WHAT THE TASK REQUIRES: Repeat exactly, and only, the lines from the line containing "Transcribe this image's" through the last line of the records below, including both.

DATA TO USE:
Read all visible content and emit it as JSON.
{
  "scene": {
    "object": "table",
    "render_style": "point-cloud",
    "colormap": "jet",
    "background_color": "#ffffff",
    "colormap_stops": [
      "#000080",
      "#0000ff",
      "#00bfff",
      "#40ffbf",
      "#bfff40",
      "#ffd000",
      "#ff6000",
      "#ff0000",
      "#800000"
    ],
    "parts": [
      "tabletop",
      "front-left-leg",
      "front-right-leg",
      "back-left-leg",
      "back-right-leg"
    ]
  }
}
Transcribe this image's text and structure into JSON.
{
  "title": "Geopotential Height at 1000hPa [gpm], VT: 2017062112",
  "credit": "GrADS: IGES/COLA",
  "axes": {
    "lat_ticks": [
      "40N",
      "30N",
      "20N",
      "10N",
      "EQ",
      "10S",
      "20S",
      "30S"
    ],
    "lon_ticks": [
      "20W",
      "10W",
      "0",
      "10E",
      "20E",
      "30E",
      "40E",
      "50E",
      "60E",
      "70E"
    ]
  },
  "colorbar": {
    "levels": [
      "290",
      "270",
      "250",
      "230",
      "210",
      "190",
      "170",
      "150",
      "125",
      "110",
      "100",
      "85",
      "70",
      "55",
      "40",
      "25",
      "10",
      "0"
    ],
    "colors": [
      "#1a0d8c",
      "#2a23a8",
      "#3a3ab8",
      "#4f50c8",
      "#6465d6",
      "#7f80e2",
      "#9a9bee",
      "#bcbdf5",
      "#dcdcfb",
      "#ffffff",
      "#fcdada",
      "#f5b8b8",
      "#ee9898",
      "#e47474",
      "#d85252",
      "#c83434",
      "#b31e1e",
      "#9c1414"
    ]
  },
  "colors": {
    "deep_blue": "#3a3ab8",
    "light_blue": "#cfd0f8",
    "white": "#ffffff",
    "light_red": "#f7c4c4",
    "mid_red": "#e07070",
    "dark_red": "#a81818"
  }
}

RESPONSE TO THE EXERCISE:
Transcribe this image's text and structure into JSON.
{
  "title": "Geopotential Height at 1000hPa [gpm], VT: 2017062112",
  "credit": "GrADS: IGES/COLA",
  "axes": {
    "lat_ticks": [
      "40N",
      "30N",
      "20N",
      "10N",
      "EQ",
      "10S",
      "20S",
      "30S"
    ],
    "lon_ticks": [
      "20W",
      "10W",
      "0",
      "10E",
      "20E",
      "30E",
      "40E",
      "50E",
      "60E",
      "70E"
    ]
  },
  "colorbar": {
    "levels": [
      "290",
      "270",
      "250",
      "230",
      "210",
      "190",
      "170",
      "150",
      "125",
      "110",
      "100",
      "85",
      "70",
      "55",
      "40",
      "25",
      "10",
      "0"
    ],
    "colors": [
      "#1a0d8c",
      "#2a23a8",
      "#3a3ab8",
      "#4f50c8",
      "#6465d6",
      "#7f80e2",
      "#9a9bee",
      "#bcbdf5",
      "#dcdcfb",
      "#ffffff",
      "#fcdada",
      "#f5b8b8",
      "#ee9898",
      "#e47474",
      "#d85252",
      "#c83434",
      "#b31e1e",
      "#9c1414"
    ]
  },
  "colors": {
    "deep_blue": "#3a3ab8",
    "light_blue": "#cfd0f8",
    "white": "#ffffff",
    "light_red": "#f7c4c4",
    "mid_red": "#e07070",
    "dark_red": "#a81818"
  }
}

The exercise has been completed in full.